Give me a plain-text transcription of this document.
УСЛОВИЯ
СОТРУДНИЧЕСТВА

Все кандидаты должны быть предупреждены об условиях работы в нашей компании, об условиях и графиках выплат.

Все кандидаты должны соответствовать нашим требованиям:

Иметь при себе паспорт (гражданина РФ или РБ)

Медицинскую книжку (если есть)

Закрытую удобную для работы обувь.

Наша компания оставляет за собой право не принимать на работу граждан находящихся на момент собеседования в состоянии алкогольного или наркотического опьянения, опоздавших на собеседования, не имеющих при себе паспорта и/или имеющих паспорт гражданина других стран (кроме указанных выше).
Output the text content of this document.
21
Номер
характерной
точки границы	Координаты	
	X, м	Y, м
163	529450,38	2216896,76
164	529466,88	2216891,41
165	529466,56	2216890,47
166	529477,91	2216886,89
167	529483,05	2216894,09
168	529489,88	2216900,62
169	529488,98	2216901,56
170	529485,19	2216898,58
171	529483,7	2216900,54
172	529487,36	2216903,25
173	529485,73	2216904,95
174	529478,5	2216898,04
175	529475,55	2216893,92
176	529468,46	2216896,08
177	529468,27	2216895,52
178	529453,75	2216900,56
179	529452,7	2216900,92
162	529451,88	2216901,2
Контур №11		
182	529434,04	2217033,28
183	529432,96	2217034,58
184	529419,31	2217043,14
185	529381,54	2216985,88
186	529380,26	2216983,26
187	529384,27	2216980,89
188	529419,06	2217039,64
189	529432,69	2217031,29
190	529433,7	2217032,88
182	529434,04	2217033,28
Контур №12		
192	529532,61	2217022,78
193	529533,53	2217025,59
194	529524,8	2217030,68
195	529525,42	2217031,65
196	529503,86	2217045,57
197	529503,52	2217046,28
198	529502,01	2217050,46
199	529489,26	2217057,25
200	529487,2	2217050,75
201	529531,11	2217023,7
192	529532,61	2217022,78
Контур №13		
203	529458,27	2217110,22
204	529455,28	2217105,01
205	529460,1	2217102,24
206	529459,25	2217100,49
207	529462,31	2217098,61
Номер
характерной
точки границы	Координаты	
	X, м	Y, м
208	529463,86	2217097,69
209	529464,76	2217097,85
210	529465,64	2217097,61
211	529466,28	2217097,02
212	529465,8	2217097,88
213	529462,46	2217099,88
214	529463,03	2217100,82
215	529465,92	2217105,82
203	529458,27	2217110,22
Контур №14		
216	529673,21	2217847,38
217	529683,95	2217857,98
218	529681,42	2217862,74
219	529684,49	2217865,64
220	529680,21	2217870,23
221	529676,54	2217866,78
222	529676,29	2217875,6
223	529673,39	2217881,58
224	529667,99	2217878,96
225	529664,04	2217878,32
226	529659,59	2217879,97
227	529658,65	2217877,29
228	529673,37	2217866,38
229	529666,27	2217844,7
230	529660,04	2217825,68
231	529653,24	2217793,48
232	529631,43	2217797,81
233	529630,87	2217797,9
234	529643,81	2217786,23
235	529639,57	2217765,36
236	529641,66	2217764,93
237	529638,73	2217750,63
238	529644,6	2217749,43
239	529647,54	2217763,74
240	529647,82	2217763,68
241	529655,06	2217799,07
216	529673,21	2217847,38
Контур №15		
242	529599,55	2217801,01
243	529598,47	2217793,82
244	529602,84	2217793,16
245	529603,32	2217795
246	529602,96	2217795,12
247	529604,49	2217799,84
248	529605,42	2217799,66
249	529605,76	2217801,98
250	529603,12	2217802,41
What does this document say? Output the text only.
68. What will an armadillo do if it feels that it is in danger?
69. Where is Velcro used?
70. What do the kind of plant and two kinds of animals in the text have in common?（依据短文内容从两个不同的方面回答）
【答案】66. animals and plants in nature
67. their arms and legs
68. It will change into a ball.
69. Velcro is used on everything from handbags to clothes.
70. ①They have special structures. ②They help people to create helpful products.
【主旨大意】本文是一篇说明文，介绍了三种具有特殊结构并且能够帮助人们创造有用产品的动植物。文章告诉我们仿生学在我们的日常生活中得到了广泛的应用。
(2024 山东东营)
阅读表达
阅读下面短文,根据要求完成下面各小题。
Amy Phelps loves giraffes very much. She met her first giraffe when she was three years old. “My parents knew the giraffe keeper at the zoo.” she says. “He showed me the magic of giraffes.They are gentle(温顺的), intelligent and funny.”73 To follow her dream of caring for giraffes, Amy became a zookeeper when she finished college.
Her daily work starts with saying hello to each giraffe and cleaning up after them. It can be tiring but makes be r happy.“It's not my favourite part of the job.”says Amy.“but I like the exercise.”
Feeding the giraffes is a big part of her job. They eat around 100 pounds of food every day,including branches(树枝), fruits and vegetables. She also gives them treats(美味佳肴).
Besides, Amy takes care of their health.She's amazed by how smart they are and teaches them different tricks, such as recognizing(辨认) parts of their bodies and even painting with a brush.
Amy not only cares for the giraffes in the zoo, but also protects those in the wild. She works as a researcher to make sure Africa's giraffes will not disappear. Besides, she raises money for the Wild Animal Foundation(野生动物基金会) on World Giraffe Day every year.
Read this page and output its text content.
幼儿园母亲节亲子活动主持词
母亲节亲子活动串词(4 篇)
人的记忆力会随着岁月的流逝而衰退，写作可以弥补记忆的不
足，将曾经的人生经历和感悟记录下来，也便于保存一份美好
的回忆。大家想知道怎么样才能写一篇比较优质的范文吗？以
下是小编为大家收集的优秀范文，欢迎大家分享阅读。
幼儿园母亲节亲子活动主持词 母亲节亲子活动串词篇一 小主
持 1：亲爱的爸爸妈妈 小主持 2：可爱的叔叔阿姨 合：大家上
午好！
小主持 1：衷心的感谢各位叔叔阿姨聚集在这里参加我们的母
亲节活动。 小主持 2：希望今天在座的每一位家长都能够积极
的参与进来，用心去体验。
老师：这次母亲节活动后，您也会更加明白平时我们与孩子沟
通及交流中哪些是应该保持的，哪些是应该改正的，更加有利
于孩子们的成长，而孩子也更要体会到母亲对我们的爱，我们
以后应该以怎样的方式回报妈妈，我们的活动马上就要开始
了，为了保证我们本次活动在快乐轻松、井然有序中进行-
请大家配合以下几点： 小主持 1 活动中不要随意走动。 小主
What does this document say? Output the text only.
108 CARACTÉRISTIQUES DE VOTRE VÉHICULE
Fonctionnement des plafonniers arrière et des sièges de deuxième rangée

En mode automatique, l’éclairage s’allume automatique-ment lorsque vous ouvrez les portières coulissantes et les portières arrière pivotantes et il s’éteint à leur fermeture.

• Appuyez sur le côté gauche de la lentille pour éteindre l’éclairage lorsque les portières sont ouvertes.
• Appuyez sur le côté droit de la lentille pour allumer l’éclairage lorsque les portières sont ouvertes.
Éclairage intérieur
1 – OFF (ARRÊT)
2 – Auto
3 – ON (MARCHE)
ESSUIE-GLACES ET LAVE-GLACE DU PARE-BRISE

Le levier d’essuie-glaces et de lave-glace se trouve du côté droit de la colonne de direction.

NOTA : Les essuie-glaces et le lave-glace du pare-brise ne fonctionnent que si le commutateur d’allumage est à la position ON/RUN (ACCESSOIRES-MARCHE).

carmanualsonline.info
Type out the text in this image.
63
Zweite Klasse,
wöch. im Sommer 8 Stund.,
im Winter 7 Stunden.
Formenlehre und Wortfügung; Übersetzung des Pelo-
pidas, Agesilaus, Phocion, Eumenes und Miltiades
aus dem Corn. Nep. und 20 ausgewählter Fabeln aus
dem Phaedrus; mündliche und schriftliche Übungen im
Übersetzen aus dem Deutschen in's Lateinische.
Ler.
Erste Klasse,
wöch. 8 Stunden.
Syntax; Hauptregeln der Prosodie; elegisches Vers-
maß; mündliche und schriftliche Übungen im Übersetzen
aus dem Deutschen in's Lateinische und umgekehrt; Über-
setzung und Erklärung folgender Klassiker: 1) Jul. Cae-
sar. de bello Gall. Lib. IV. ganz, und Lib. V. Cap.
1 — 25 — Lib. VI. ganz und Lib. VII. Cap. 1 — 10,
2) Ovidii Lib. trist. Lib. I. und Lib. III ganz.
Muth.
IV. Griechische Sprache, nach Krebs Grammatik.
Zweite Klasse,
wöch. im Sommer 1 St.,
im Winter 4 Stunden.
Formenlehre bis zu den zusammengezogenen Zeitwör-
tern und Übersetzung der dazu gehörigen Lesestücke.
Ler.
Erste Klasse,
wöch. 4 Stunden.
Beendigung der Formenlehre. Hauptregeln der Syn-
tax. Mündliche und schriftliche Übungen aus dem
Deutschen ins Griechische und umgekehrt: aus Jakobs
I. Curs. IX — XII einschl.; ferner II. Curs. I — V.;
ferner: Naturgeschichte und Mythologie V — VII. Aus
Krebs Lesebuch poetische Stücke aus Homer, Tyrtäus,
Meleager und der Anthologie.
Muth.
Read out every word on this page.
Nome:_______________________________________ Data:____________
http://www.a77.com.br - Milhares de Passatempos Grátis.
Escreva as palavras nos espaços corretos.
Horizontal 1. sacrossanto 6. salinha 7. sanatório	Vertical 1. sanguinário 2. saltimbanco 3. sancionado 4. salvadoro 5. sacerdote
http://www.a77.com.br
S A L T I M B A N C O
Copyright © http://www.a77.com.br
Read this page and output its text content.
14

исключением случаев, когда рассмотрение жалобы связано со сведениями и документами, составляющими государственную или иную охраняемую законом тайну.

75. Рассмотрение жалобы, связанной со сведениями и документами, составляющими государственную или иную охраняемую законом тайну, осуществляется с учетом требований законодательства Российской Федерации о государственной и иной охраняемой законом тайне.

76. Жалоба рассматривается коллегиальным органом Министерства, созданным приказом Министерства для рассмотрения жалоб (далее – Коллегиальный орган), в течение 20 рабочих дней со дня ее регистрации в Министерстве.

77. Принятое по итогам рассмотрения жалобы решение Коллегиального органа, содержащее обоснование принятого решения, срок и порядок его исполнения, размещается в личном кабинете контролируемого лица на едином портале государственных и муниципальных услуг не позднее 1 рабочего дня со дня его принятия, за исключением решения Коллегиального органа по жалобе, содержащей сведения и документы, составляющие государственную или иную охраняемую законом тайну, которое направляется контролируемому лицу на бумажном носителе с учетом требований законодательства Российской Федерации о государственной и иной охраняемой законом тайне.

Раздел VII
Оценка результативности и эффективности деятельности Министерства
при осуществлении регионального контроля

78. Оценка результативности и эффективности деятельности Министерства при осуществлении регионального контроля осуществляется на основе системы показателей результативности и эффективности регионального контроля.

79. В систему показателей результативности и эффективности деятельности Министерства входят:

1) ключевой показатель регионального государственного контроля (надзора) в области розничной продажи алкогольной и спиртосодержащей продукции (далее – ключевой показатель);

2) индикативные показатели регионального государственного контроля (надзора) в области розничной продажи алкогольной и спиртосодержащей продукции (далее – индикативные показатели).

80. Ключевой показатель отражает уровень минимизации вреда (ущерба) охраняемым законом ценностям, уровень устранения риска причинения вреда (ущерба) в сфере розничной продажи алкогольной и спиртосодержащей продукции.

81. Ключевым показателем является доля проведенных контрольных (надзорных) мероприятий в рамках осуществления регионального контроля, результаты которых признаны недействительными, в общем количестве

**WHAT YOU WILL DO:** Copy out every line from the data above that has "Velcro" in it.

**RESULT:**
69. Where is Velcro used?
69. Velcro is used on everything from handbags to clothes.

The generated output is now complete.